### Data lines ###

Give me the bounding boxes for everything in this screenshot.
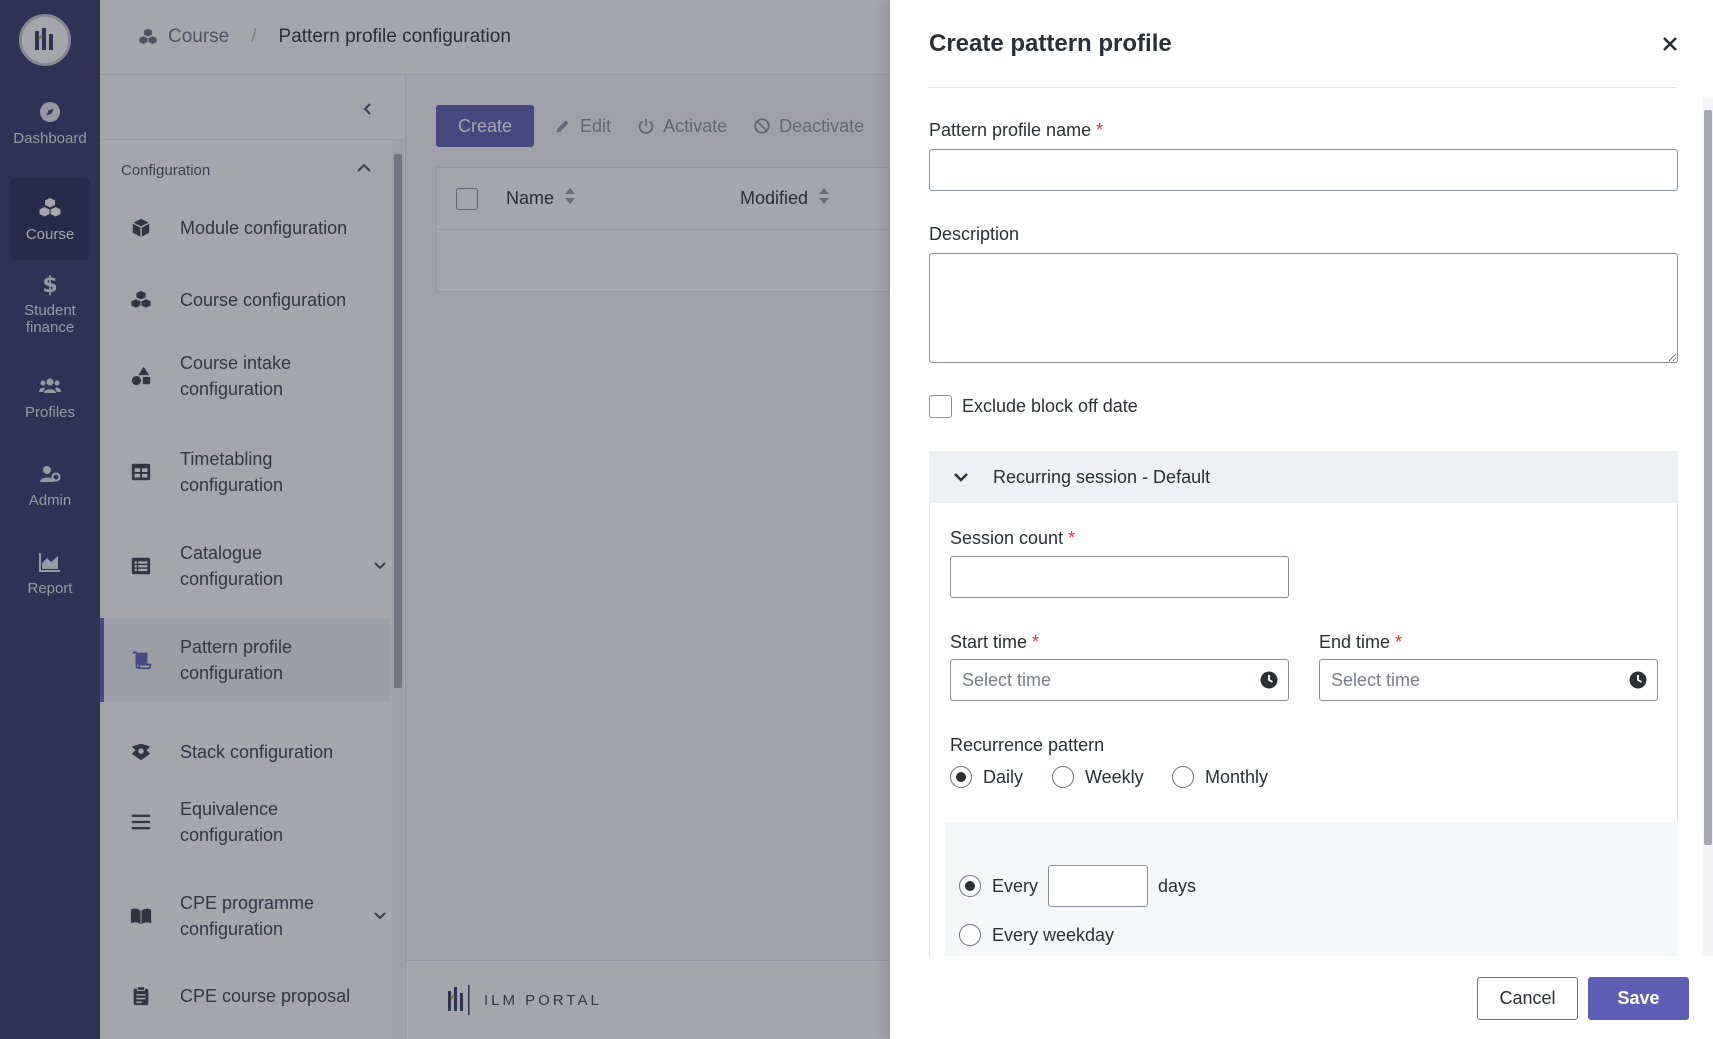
required-marker: * xyxy=(1032,632,1040,652)
close-button[interactable] xyxy=(1658,32,1682,56)
radio-every-label: Every xyxy=(992,875,1039,896)
end-time-label-text: End time xyxy=(1319,632,1391,652)
every-weekday-option[interactable]: Every weekday xyxy=(959,924,1114,946)
radio-monthly-label: Monthly xyxy=(1205,766,1269,787)
create-pattern-profile-drawer: Create pattern profile Pattern profile n… xyxy=(890,0,1713,1039)
required-marker: * xyxy=(1395,632,1403,652)
exclude-block-off-date-row[interactable]: Exclude block off date xyxy=(929,395,1138,418)
radio-daily-label: Daily xyxy=(983,766,1024,787)
every-days-input[interactable] xyxy=(1048,865,1149,907)
recurrence-monthly-option[interactable]: Monthly xyxy=(1172,766,1268,788)
drawer-scrollbar[interactable] xyxy=(1703,98,1713,956)
recurrence-weekly-option[interactable]: Weekly xyxy=(1052,766,1144,788)
start-time-label-text: Start time xyxy=(950,632,1028,652)
exclude-block-off-date-label: Exclude block off date xyxy=(962,396,1138,416)
recurrence-pattern-label: Recurrence pattern xyxy=(950,735,1105,755)
end-time-label: End time * xyxy=(1319,632,1402,653)
save-button[interactable]: Save xyxy=(1588,977,1689,1020)
pattern-profile-name-label-text: Pattern profile name xyxy=(929,120,1092,140)
pattern-profile-name-input[interactable] xyxy=(929,149,1678,191)
session-count-label: Session count * xyxy=(950,528,1075,549)
chevron-down-icon xyxy=(954,473,968,482)
drawer-scrollbar-thumb[interactable] xyxy=(1704,110,1712,845)
drawer-footer: Cancel Save xyxy=(890,956,1713,1039)
start-time-label: Start time * xyxy=(950,632,1039,653)
pattern-profile-name-label: Pattern profile name * xyxy=(929,120,1103,141)
required-marker: * xyxy=(1068,528,1076,548)
exclude-block-off-date-checkbox[interactable] xyxy=(929,395,952,418)
radio-every-weekday[interactable] xyxy=(959,924,981,946)
clock-icon[interactable] xyxy=(1260,671,1278,689)
radio-daily[interactable] xyxy=(950,766,972,788)
description-label: Description xyxy=(929,224,1020,244)
every-n-days-option[interactable]: Every days xyxy=(959,865,1196,907)
radio-weekly[interactable] xyxy=(1052,766,1074,788)
end-time-input[interactable] xyxy=(1319,659,1658,701)
radio-monthly[interactable] xyxy=(1172,766,1194,788)
drawer-body: Pattern profile name * Description Exclu… xyxy=(890,88,1713,956)
recurring-session-accordion-header[interactable]: Recurring session - Default xyxy=(929,451,1678,503)
start-time-input[interactable] xyxy=(950,659,1289,701)
close-icon xyxy=(1663,37,1677,51)
recurrence-daily-option[interactable]: Daily xyxy=(950,766,1023,788)
days-label: days xyxy=(1158,875,1197,896)
recurring-session-title: Recurring session - Default xyxy=(993,466,1211,487)
modal-backdrop[interactable] xyxy=(0,0,890,1039)
clock-icon[interactable] xyxy=(1629,671,1647,689)
radio-every[interactable] xyxy=(959,875,981,897)
description-textarea[interactable] xyxy=(929,253,1678,363)
radio-every-weekday-label: Every weekday xyxy=(992,924,1115,945)
session-count-label-text: Session count xyxy=(950,528,1064,548)
required-marker: * xyxy=(1096,120,1104,140)
drawer-title: Create pattern profile xyxy=(929,30,1172,57)
session-count-input[interactable] xyxy=(950,556,1289,598)
cancel-button[interactable]: Cancel xyxy=(1477,977,1578,1020)
radio-weekly-label: Weekly xyxy=(1085,766,1144,787)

###

(Exercise details)
Identify each line in the records that contains the string "title" and copy those lines.

(Worked solution)
recurring-session-title: Recurring session - Default xyxy=(993,466,1211,487)
drawer-title: Create pattern profile xyxy=(929,30,1172,57)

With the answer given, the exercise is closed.